THE EXERCISE:
Sift the material for lines containing "答案解析", and return them.

INPUT RECORDS:
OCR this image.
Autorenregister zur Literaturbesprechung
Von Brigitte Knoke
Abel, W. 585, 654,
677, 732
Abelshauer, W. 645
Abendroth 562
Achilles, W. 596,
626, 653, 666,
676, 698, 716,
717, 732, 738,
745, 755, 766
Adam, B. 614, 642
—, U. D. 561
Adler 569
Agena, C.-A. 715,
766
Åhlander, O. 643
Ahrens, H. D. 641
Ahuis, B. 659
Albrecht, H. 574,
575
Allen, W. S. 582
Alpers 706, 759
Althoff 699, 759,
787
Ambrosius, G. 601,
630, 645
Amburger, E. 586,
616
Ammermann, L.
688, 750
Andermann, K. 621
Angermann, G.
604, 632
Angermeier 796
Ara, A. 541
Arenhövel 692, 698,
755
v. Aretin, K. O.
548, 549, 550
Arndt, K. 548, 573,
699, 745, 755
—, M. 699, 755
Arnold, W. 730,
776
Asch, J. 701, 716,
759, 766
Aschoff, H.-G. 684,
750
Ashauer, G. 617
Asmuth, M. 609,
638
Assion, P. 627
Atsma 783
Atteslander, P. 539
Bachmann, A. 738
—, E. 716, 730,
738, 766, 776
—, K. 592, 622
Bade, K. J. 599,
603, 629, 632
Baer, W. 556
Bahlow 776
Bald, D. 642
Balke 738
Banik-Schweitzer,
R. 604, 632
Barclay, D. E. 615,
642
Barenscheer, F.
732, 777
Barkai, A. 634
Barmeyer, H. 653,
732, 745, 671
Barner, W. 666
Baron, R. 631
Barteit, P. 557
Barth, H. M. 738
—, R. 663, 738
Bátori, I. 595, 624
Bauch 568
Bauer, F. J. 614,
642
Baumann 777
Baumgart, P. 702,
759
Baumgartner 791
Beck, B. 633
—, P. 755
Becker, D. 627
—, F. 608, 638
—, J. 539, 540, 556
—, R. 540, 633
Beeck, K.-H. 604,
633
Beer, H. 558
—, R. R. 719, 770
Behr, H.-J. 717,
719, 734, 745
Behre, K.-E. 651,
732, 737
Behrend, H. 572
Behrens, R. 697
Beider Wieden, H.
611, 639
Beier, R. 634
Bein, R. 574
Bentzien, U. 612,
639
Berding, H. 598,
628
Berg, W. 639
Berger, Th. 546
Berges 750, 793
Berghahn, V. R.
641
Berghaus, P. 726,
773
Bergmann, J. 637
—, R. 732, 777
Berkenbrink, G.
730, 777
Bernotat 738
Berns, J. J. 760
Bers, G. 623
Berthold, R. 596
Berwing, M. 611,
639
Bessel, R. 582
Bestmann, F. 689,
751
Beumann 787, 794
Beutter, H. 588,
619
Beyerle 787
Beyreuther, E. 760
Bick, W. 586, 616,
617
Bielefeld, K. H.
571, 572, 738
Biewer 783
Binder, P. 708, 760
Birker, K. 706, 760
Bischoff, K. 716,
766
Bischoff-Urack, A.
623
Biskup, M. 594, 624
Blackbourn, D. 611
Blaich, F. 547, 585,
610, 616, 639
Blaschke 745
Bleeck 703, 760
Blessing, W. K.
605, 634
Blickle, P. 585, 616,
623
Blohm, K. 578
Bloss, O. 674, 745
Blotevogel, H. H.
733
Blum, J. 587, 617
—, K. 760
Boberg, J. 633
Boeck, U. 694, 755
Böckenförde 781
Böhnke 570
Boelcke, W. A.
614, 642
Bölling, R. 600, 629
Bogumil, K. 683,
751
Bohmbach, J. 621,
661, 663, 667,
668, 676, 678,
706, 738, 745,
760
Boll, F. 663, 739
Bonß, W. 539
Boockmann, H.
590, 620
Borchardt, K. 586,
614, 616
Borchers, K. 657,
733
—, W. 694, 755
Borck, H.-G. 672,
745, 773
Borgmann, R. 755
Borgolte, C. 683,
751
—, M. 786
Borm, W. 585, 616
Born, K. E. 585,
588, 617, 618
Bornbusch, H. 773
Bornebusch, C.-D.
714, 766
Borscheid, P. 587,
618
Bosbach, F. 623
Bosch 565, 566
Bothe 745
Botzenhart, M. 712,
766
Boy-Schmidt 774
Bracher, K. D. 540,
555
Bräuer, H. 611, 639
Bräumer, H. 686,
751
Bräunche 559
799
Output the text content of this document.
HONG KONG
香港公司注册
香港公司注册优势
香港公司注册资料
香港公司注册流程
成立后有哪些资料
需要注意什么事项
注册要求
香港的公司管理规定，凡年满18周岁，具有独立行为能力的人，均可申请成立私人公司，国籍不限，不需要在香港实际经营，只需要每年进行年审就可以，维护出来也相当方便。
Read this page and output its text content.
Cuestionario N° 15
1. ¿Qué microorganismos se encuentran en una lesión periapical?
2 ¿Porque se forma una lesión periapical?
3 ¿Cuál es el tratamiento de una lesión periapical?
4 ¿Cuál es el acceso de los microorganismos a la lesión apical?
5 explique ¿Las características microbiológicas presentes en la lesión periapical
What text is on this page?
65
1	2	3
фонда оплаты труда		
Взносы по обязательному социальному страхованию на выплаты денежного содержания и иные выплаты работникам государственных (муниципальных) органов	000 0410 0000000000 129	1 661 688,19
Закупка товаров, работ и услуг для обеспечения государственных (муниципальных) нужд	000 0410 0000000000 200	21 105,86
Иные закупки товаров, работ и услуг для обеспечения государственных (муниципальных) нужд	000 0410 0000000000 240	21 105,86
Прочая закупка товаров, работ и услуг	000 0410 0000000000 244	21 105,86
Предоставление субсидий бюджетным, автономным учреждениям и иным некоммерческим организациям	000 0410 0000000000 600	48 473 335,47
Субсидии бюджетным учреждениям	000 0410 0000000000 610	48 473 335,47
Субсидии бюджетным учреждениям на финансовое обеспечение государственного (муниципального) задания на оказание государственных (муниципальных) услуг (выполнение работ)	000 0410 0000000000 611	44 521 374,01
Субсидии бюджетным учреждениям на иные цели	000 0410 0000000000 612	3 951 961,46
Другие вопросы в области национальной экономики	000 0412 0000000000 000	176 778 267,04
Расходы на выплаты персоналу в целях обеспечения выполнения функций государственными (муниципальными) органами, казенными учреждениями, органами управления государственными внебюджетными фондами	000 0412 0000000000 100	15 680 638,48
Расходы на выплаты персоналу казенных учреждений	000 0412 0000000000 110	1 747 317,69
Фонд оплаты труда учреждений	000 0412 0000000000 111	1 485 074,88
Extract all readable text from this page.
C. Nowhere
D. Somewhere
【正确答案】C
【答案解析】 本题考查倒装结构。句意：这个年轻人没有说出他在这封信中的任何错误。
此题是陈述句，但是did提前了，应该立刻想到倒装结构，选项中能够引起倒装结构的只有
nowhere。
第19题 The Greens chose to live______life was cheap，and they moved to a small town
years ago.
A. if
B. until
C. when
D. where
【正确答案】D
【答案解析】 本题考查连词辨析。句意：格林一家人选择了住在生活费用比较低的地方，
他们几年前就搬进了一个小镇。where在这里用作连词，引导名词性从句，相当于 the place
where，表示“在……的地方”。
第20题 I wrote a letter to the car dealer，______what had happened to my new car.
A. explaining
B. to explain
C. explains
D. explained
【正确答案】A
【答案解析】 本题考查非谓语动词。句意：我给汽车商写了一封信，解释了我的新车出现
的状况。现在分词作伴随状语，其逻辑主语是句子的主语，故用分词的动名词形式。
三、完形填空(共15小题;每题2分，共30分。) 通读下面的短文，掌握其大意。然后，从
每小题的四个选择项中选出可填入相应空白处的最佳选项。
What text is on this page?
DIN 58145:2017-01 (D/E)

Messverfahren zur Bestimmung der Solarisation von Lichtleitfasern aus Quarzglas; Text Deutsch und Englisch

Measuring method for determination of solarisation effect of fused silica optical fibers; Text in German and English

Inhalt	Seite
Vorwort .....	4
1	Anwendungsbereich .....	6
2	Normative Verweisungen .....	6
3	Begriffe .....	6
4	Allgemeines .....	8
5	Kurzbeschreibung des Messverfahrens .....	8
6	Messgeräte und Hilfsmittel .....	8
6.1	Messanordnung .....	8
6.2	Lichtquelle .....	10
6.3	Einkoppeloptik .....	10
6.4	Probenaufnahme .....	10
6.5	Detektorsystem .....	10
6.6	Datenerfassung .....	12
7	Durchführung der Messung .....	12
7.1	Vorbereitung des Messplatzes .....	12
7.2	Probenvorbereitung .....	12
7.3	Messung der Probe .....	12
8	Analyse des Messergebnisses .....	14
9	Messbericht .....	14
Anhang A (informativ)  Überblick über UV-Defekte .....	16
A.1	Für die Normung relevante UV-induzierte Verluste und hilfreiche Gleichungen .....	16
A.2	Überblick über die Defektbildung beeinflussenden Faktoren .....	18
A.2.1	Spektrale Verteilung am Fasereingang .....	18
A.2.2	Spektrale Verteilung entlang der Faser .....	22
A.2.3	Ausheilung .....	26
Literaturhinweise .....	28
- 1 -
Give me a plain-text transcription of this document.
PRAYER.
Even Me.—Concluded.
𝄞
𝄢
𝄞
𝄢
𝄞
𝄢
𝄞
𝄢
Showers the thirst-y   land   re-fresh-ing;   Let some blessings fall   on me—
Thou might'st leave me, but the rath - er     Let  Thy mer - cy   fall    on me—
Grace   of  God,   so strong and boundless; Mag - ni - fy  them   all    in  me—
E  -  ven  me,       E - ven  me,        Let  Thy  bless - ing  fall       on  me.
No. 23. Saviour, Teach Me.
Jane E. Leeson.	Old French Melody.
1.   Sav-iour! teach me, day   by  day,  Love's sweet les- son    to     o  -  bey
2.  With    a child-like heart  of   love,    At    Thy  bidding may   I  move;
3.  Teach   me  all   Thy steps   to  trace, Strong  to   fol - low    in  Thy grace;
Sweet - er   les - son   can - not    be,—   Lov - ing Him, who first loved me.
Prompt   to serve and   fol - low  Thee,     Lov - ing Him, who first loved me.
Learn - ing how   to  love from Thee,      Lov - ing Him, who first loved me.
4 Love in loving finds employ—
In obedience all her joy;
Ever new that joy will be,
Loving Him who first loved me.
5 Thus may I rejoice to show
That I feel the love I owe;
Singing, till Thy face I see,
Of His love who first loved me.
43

TASK ANSWER:
【答案解析】 本题考查倒装结构。句意：这个年轻人没有说出他在这封信中的任何错误。
【答案解析】 本题考查连词辨析。句意：格林一家人选择了住在生活费用比较低的地方，
【答案解析】 本题考查非谓语动词。句意：我给汽车商写了一封信，解释了我的新车出现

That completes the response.